WRITTEN TASK — Below are some records; work out how many of their lines contain "Presets" and give the number only.

GIVEN RECORDS —
==============================

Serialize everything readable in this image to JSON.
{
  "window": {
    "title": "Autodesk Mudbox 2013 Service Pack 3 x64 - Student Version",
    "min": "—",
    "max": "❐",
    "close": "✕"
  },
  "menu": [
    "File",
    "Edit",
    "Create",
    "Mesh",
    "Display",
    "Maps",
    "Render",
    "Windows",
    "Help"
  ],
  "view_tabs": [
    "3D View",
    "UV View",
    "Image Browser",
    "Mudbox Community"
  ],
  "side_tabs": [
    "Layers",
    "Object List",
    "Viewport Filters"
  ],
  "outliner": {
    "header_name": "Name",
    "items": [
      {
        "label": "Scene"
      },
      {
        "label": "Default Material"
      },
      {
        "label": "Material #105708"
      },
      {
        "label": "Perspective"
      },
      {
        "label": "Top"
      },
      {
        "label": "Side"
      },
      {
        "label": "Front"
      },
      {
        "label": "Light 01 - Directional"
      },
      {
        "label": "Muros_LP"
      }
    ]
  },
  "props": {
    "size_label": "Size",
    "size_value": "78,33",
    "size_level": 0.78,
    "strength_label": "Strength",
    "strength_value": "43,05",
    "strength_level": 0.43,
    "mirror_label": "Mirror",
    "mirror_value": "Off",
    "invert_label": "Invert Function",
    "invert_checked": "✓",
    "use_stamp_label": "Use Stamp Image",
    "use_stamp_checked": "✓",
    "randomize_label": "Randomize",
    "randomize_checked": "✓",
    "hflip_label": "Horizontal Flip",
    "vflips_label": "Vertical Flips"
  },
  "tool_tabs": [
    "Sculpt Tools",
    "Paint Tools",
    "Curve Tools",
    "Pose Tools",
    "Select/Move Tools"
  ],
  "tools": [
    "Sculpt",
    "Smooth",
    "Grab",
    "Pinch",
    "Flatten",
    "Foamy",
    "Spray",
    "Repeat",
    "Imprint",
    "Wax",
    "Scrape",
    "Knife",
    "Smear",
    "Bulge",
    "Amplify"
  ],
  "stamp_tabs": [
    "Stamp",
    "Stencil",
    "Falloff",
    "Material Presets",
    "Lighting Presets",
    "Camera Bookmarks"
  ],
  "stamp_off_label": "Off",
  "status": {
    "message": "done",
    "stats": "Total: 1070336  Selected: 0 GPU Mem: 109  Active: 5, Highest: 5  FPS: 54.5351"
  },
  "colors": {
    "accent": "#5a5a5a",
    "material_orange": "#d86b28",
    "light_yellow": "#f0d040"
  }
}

==============================

CORRECT RESULT — 2